::: Records for this exercise :::
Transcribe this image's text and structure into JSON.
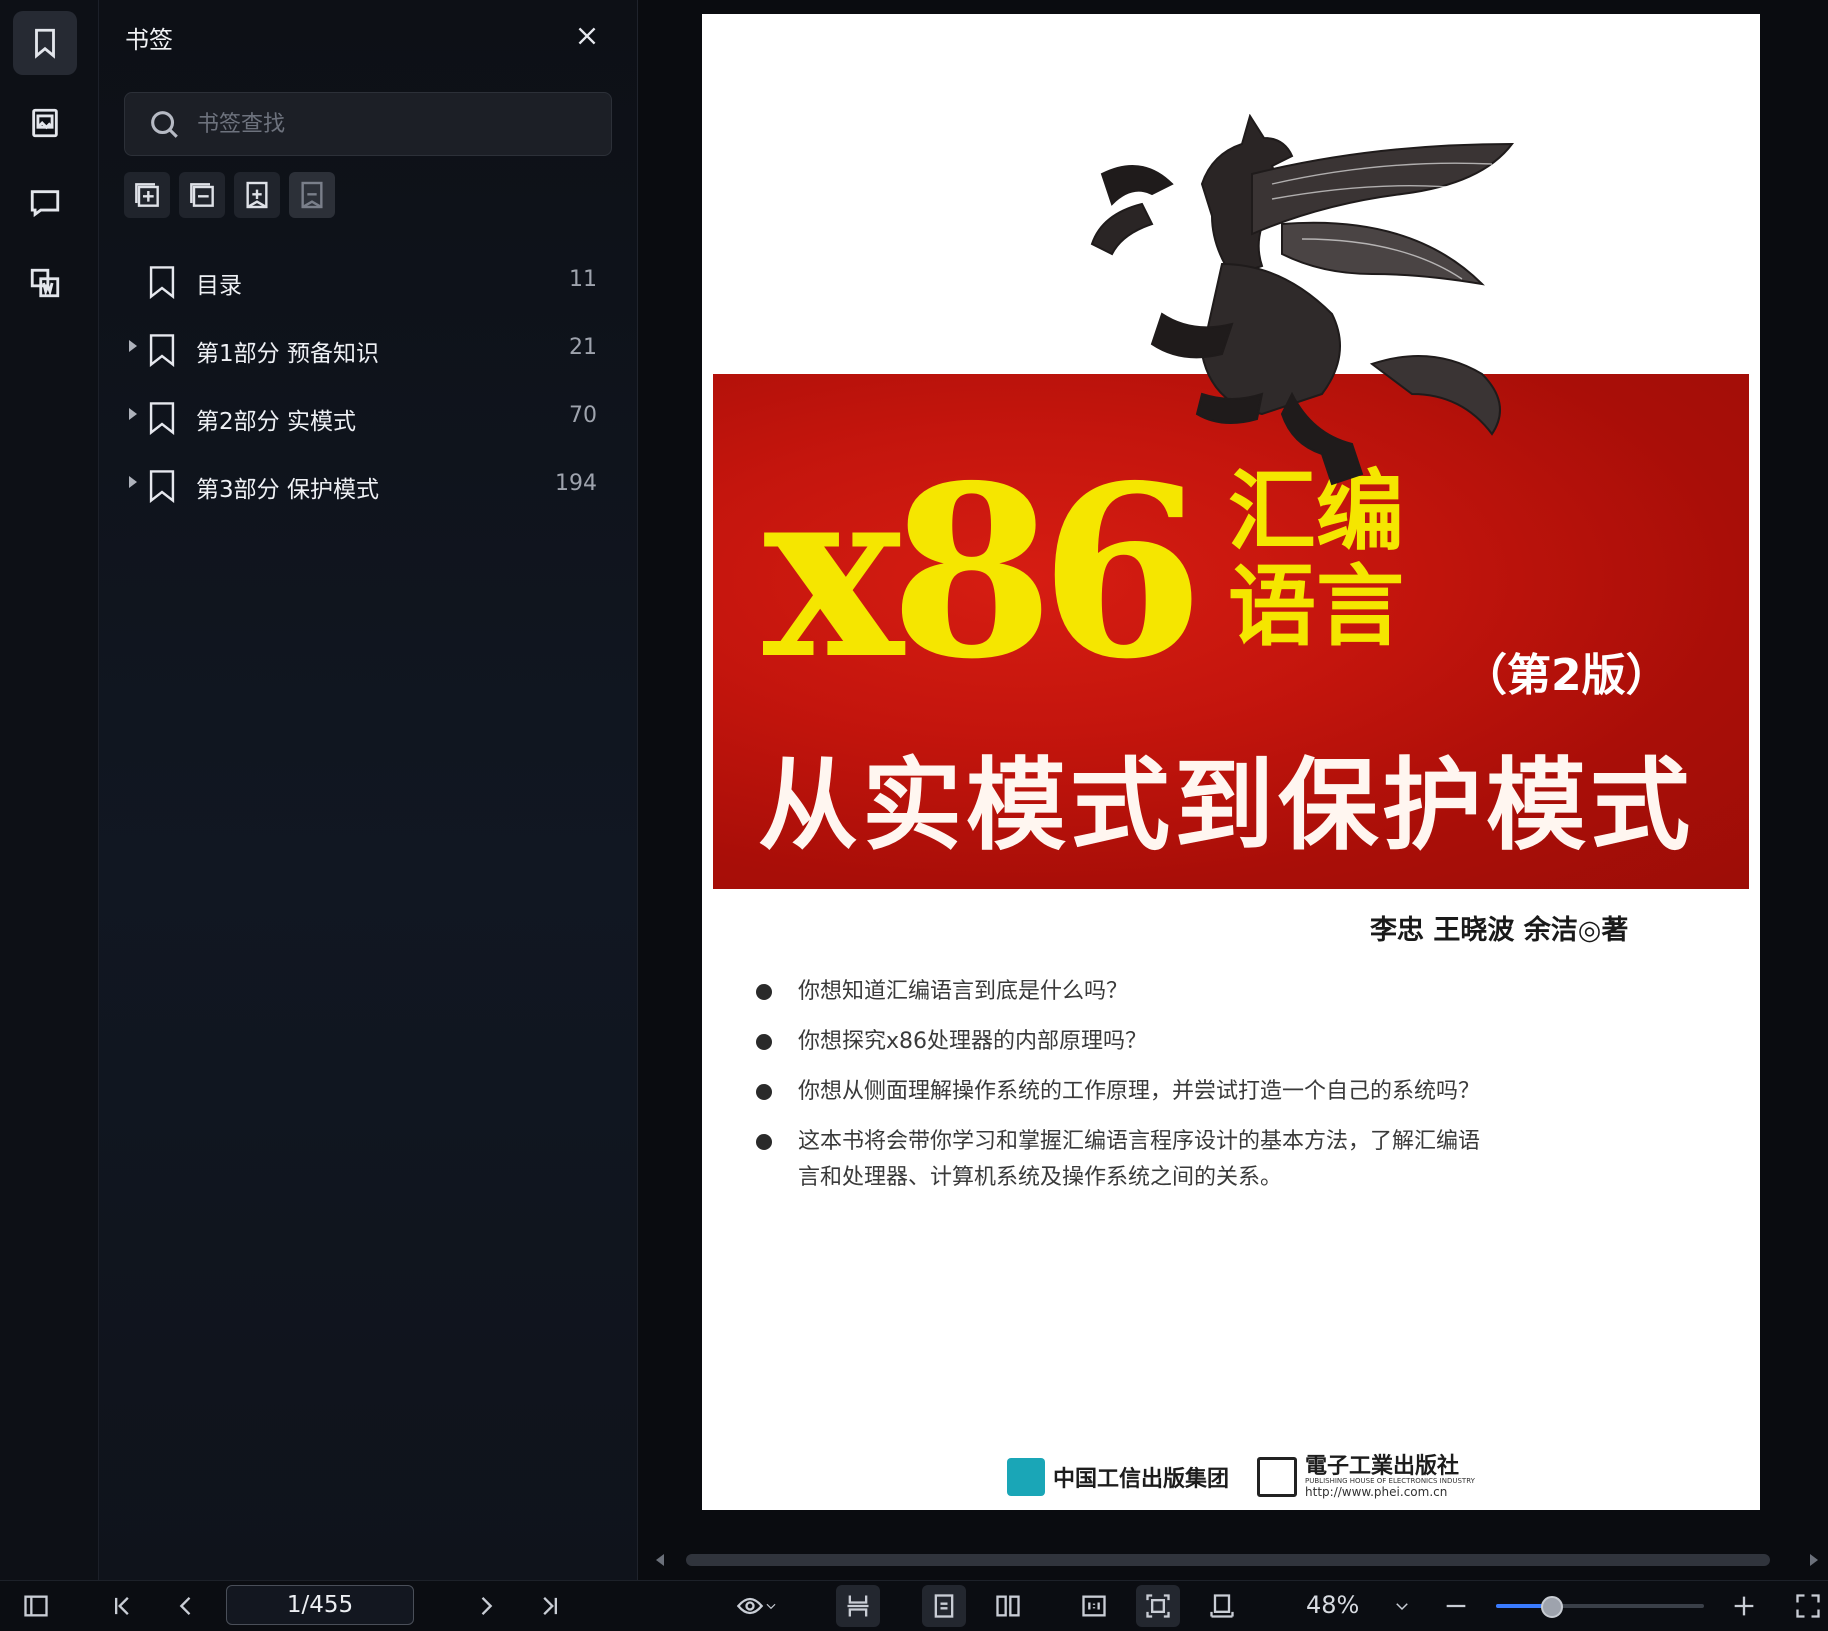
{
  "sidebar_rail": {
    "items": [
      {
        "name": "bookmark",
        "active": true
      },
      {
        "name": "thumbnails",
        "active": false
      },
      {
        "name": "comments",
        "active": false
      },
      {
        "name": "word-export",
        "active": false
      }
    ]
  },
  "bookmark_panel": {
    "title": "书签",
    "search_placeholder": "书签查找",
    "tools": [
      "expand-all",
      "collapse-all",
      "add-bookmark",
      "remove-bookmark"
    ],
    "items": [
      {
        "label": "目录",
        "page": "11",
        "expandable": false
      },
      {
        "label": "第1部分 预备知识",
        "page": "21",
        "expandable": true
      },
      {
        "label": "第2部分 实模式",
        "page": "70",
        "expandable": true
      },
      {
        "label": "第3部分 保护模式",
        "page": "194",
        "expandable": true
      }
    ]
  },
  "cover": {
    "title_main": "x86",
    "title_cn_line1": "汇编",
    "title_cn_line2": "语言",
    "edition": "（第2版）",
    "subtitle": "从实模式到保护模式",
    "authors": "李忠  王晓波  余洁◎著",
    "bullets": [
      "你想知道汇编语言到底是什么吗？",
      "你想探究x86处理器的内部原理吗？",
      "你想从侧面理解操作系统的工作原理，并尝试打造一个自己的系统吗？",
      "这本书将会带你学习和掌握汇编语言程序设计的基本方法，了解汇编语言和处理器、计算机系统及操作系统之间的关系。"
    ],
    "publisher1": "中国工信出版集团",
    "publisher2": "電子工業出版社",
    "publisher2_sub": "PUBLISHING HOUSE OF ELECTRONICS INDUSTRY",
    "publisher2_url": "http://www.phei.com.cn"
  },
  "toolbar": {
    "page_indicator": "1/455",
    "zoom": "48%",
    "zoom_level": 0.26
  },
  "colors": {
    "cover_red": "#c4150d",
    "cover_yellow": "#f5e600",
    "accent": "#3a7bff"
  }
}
:::
::: Records for this exercise :::
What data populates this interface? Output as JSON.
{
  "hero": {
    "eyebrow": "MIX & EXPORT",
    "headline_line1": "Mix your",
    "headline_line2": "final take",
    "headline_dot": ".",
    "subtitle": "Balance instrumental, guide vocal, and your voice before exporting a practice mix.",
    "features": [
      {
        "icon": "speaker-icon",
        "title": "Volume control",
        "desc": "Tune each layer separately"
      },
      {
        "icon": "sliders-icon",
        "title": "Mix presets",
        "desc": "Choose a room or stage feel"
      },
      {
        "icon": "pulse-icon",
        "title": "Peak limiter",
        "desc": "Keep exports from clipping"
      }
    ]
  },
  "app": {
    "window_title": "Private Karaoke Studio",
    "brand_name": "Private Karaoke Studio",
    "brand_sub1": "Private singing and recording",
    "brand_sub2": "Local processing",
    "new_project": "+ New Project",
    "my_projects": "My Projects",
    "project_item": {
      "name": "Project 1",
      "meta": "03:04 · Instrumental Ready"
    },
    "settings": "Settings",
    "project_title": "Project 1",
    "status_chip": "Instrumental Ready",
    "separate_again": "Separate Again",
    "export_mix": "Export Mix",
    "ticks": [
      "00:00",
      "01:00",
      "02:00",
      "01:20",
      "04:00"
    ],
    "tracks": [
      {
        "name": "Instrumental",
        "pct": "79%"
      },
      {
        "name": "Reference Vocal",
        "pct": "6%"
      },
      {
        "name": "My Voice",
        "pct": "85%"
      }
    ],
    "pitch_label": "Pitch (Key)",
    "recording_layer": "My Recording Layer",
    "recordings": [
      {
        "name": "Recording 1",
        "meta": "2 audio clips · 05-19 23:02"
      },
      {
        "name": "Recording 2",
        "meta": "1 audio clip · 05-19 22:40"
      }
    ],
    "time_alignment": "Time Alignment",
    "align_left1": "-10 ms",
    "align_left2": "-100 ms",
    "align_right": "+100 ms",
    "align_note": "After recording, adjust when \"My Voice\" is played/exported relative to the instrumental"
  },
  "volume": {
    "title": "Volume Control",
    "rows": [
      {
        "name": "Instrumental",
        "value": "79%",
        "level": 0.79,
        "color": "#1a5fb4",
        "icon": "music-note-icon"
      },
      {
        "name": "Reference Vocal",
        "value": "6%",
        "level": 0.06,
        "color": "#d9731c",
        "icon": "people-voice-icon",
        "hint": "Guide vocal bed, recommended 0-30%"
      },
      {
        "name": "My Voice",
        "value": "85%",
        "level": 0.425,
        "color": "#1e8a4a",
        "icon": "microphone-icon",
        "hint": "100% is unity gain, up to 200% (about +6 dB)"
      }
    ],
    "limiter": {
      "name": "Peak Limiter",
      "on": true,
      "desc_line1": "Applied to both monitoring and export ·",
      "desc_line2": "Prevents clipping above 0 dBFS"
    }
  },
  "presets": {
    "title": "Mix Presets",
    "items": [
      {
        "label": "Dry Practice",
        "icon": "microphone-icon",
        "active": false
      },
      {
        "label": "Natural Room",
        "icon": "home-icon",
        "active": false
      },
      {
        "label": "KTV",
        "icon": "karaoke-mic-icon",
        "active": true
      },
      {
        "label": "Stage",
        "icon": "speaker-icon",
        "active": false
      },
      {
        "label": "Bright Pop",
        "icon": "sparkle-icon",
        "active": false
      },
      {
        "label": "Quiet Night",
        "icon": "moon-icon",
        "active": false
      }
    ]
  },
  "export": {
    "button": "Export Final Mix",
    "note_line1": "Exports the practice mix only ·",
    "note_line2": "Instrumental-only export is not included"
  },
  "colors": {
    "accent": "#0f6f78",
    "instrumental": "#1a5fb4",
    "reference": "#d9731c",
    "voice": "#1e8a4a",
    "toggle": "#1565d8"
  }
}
:::
Set problem |
Where does the word "Studio" appear? Return each line that holds it.

Solution for this task |
    "window_title": "Private Karaoke Studio",
    "brand_name": "Private Karaoke Studio",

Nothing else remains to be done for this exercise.